ABOUT THIS TASK: Filter these records by the string "need", copying each line that holds it.

PROVIDED ENTRIES:

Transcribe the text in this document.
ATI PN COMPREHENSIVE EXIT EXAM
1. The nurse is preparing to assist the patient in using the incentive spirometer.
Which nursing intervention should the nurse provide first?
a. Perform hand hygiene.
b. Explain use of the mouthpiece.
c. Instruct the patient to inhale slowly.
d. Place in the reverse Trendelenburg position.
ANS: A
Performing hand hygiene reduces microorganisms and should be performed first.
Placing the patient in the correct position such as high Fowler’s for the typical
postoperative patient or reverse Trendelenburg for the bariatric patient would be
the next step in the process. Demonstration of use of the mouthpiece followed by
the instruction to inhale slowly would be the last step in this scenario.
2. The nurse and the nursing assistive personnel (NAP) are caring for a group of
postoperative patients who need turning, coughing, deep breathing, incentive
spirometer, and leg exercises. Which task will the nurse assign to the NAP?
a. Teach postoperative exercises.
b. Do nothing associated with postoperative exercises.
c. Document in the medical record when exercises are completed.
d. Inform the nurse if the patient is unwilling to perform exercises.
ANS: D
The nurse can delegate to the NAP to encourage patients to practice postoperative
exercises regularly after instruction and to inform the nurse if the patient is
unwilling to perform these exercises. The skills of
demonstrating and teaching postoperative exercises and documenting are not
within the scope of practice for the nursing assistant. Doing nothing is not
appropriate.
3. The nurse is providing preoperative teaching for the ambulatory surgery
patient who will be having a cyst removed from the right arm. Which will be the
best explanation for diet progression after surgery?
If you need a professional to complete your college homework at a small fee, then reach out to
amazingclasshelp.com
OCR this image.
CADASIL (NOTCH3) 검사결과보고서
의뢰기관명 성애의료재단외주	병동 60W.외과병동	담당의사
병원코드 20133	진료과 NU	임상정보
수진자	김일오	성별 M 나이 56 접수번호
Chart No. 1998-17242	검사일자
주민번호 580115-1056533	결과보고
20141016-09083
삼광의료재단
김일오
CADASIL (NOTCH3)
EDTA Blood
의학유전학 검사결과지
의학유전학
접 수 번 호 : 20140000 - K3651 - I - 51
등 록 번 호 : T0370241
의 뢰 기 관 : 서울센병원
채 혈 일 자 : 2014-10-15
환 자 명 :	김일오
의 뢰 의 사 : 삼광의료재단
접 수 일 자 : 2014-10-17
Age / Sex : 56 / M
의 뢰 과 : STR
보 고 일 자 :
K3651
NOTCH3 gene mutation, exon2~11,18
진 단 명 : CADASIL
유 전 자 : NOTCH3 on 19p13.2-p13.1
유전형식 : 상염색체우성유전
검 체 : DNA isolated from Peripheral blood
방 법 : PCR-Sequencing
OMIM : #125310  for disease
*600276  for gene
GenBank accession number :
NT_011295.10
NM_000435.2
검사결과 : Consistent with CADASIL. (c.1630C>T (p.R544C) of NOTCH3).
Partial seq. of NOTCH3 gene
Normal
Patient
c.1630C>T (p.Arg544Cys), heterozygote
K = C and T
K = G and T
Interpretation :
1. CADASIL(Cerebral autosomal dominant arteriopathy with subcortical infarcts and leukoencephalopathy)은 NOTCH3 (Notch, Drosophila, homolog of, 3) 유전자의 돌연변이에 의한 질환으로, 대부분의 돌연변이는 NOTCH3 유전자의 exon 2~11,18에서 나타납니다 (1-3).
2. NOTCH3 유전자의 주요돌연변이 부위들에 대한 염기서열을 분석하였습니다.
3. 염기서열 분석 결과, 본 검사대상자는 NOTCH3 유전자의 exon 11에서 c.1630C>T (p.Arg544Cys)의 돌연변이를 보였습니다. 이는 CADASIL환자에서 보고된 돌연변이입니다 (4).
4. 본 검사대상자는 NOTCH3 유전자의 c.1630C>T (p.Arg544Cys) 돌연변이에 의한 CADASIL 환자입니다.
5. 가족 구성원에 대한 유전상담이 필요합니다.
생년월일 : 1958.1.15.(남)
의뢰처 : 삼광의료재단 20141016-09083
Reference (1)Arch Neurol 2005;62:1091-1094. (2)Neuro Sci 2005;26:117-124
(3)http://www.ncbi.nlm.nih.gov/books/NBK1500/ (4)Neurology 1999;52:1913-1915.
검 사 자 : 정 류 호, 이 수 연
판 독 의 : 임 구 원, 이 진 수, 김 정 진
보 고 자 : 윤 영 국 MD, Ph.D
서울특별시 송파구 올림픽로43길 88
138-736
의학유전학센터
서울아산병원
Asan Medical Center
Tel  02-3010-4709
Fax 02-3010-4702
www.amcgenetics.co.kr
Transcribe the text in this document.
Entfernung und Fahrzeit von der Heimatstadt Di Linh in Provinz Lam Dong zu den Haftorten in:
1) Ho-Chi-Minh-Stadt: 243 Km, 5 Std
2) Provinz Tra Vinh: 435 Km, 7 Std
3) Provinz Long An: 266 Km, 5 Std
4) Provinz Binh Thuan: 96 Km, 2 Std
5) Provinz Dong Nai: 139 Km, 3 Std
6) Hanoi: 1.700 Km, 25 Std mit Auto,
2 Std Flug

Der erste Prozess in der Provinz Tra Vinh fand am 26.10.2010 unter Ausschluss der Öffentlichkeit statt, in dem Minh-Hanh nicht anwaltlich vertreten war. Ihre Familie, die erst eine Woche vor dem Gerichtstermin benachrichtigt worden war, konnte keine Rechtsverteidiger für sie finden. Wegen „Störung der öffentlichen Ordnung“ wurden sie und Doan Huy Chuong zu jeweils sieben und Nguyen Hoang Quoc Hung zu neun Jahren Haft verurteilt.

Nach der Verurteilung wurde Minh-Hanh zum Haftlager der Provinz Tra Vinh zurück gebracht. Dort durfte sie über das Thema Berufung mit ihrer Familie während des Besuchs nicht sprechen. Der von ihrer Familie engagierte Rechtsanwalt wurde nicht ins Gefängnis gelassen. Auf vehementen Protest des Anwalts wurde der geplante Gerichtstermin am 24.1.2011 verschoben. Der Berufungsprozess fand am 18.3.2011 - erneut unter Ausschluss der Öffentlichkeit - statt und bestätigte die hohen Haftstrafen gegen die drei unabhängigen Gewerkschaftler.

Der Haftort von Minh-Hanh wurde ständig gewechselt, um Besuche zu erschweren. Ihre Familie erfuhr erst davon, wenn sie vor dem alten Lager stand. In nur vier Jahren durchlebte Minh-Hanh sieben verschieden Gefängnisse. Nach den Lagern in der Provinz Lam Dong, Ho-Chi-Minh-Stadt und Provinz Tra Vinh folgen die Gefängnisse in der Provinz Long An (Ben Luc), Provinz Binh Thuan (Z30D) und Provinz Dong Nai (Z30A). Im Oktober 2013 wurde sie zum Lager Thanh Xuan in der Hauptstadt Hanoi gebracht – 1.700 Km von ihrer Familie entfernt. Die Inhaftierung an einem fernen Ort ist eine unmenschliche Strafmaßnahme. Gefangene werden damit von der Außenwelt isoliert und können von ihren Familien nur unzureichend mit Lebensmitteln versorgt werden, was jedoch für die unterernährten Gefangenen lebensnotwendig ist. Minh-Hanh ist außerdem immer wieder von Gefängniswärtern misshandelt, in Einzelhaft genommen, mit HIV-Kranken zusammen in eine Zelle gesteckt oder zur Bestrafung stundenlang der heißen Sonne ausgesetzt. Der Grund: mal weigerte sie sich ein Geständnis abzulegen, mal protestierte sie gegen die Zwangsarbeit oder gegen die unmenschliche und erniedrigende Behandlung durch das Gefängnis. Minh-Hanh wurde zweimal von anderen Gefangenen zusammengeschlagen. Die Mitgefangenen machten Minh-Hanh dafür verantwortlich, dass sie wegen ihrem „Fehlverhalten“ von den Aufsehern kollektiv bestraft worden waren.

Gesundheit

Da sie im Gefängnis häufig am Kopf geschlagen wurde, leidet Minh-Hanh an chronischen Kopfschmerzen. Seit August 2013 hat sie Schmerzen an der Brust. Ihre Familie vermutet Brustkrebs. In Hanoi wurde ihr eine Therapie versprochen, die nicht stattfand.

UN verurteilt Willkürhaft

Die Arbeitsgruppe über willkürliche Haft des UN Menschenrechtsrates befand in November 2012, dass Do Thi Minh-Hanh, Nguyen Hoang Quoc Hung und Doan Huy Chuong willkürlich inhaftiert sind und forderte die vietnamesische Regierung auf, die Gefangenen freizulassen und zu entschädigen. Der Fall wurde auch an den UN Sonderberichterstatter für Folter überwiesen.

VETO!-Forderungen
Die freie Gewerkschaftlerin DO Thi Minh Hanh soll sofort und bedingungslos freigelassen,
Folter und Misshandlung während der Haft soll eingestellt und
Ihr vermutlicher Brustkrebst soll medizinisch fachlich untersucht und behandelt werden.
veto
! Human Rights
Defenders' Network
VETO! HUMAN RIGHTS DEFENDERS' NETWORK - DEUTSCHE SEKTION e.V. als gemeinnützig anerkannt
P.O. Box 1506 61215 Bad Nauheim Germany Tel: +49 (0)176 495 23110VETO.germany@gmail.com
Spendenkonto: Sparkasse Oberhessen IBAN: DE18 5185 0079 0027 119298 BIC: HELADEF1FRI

RESULT BELOW:
postoperative patients who need turning, coughing, deep breathing, incentive
If you need a professional to complete your college homework at a small fee, then reach out to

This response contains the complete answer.